## Stated problem
For the entries that follow, tally the lines holding the string "this". Give the total and nothing else.

## Provided records
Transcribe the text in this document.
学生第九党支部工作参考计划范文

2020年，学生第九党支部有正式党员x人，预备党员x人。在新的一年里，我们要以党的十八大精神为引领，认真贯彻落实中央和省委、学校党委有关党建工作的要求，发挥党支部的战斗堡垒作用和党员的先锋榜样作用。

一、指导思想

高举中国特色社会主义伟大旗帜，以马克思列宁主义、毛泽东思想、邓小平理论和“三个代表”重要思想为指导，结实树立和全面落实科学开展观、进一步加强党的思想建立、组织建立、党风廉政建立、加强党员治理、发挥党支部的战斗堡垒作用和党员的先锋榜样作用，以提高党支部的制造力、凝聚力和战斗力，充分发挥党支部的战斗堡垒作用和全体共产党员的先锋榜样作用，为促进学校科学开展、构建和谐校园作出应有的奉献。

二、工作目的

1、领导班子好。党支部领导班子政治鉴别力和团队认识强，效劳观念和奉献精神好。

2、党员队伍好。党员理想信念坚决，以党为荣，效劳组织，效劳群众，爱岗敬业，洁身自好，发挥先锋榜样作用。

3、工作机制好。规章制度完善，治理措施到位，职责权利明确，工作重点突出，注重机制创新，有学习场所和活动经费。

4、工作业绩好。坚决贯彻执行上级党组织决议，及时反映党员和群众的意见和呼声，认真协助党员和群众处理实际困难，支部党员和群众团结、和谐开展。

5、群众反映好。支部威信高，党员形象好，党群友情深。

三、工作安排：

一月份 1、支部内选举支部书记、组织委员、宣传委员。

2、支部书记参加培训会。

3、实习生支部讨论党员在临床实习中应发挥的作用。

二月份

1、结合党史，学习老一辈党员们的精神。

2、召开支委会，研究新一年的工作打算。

...

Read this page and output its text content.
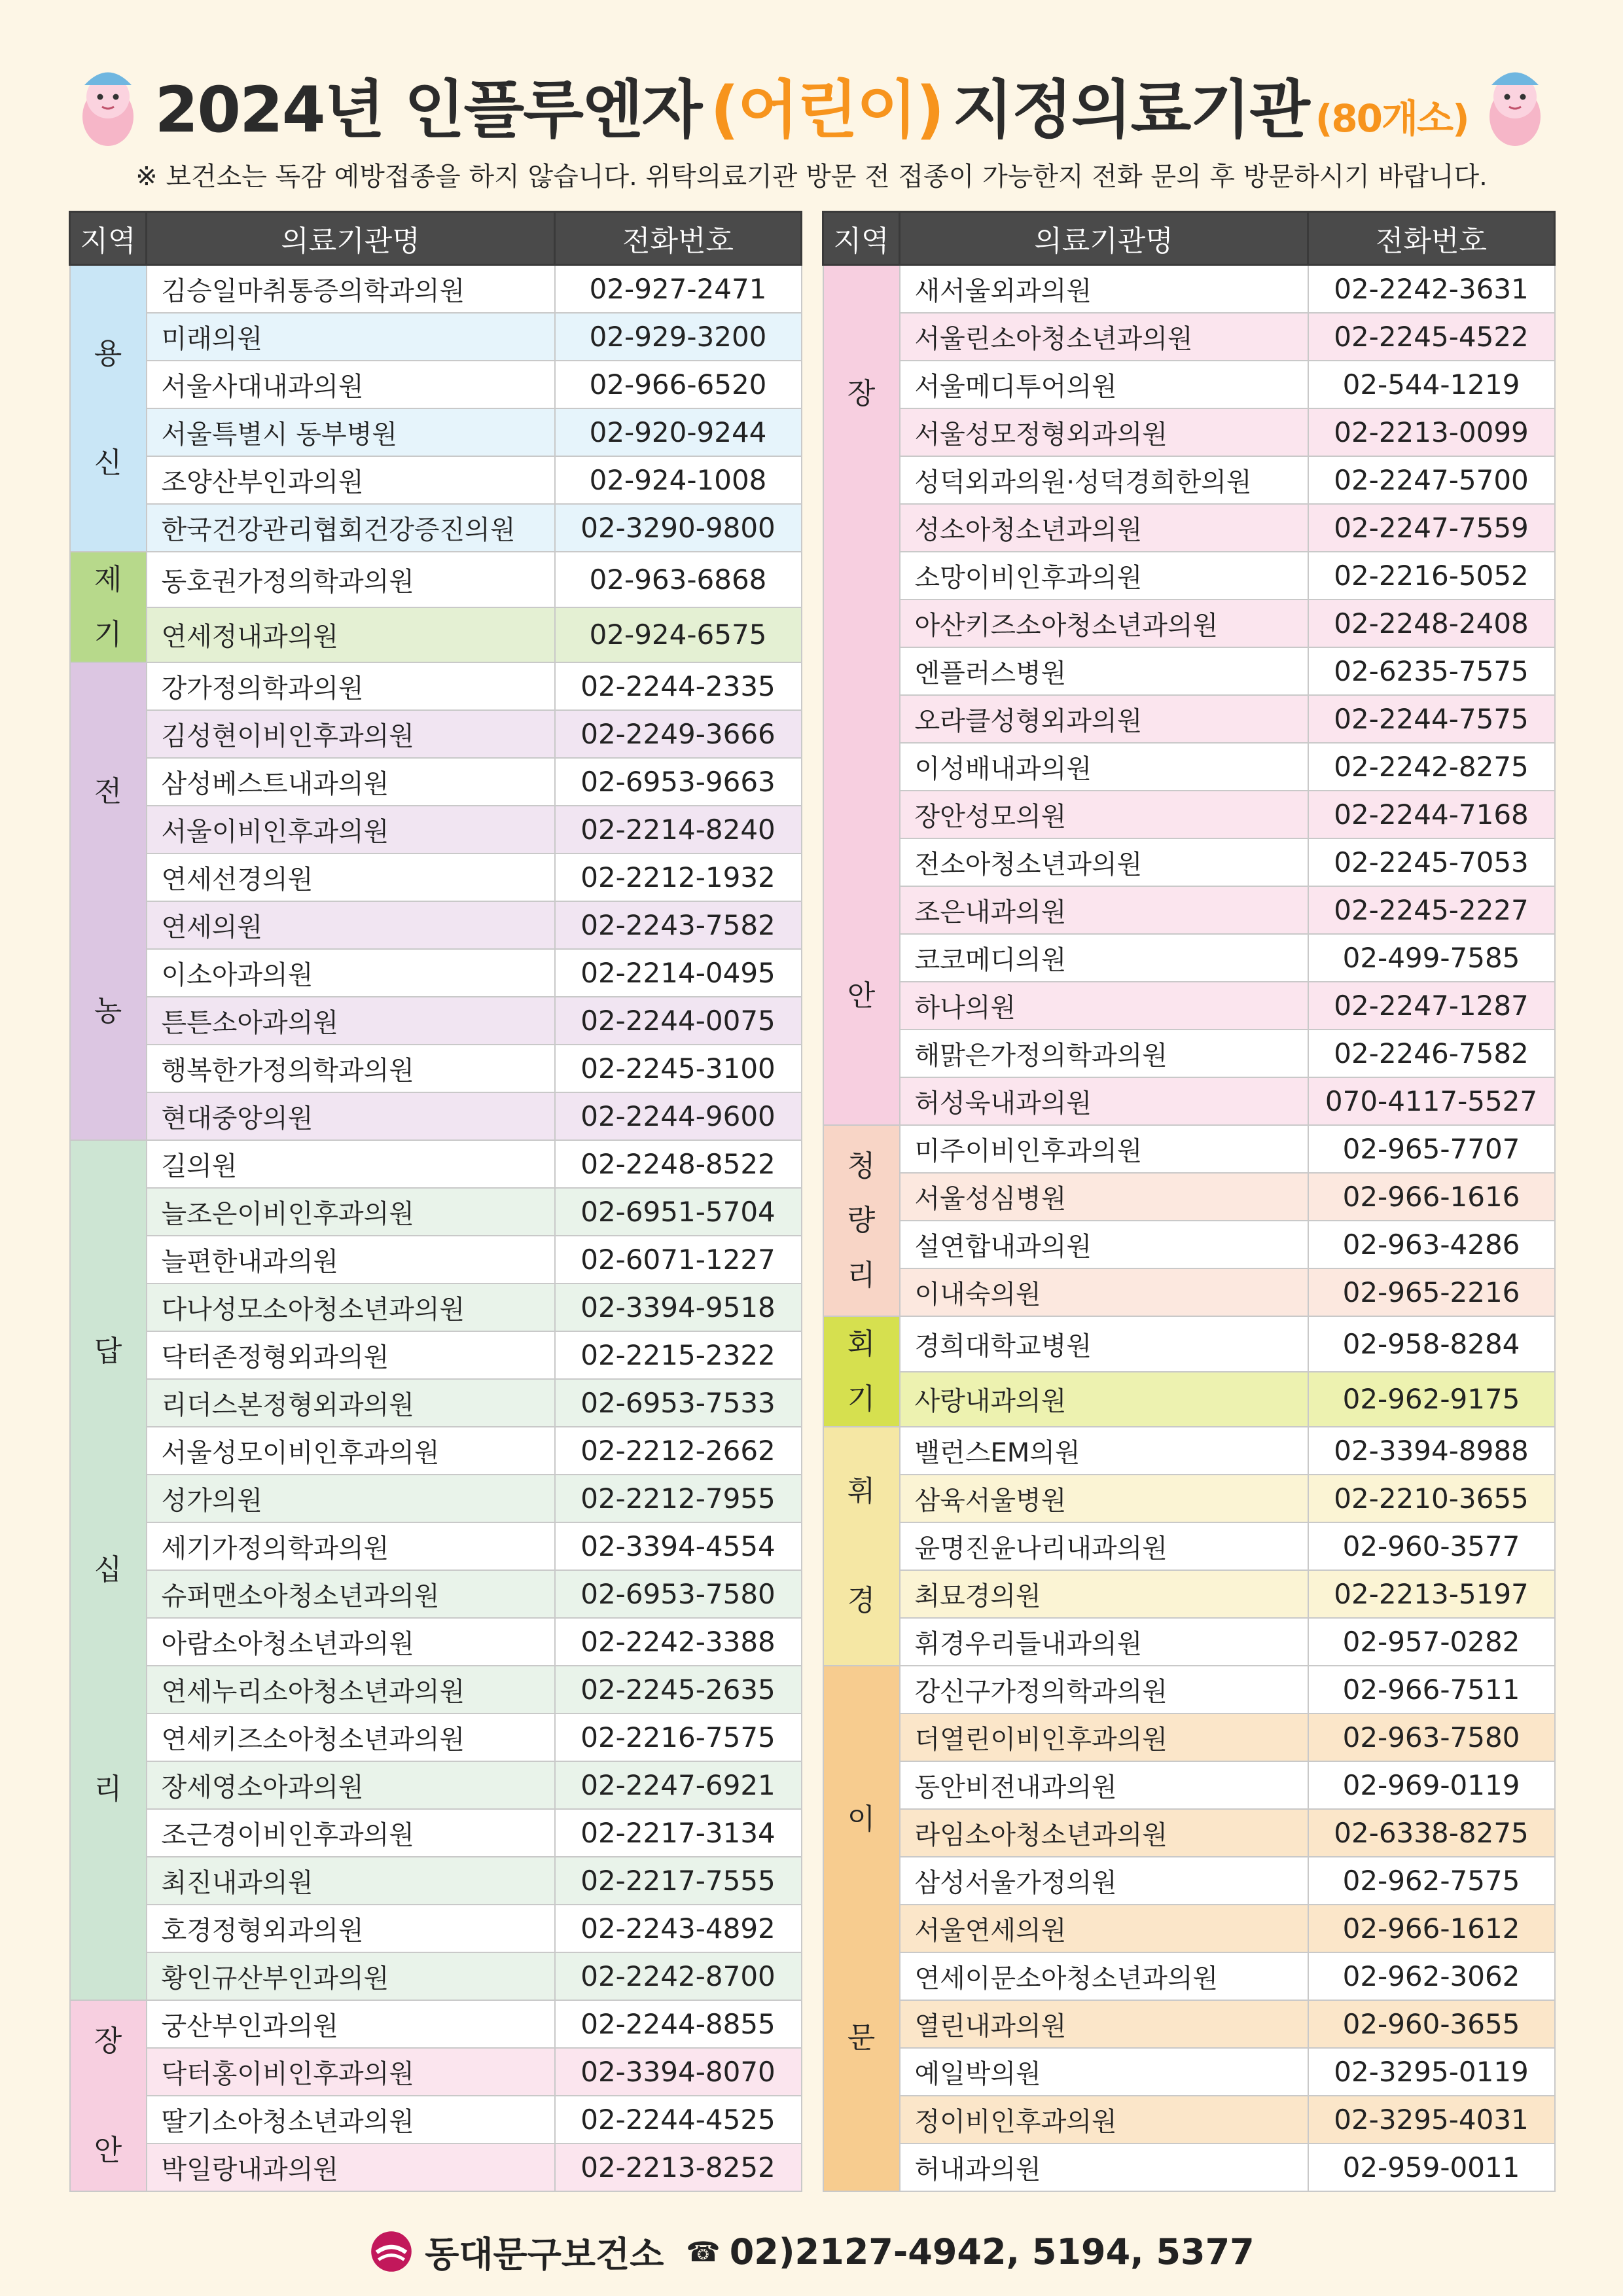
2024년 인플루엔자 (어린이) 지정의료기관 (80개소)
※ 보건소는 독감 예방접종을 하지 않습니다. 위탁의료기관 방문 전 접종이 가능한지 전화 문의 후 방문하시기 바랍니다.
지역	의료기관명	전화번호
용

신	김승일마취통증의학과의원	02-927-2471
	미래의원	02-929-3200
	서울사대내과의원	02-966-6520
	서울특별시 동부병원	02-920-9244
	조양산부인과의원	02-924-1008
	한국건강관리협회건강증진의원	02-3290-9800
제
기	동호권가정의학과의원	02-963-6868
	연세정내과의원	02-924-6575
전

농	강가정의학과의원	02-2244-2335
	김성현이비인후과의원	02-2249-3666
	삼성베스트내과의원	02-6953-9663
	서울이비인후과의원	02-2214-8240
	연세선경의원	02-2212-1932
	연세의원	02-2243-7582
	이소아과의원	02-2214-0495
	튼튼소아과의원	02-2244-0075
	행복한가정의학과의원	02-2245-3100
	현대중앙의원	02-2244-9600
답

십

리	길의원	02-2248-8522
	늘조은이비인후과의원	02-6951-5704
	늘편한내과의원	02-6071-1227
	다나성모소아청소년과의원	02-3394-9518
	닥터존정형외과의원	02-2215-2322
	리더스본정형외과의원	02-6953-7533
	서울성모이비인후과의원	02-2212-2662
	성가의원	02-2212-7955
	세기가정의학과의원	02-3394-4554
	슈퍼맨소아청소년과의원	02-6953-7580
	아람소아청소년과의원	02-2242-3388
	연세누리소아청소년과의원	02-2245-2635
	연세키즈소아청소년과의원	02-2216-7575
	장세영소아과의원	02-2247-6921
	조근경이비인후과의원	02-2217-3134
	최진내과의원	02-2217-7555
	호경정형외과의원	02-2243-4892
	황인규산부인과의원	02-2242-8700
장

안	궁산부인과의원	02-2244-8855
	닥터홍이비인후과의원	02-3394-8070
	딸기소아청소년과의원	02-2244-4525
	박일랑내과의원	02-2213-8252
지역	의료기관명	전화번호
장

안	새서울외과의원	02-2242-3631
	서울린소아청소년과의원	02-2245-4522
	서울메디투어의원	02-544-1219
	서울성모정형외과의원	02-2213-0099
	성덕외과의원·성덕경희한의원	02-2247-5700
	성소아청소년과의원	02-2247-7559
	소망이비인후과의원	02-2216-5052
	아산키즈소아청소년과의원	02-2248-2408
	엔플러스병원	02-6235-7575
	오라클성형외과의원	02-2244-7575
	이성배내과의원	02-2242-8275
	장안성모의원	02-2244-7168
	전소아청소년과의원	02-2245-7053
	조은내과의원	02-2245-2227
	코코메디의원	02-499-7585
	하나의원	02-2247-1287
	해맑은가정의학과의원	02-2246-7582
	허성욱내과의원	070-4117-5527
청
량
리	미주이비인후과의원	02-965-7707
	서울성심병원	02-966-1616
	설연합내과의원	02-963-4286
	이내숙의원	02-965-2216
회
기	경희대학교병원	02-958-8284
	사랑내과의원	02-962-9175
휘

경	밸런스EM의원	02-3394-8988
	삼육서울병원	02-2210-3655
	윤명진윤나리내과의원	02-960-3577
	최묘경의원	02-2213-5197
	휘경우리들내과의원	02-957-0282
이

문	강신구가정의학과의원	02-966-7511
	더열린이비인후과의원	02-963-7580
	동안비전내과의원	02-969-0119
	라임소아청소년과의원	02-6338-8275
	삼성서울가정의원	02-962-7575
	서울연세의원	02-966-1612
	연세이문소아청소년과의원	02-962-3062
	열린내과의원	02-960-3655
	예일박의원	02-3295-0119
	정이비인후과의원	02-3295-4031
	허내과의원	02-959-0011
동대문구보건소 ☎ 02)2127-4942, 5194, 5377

## Full solution
2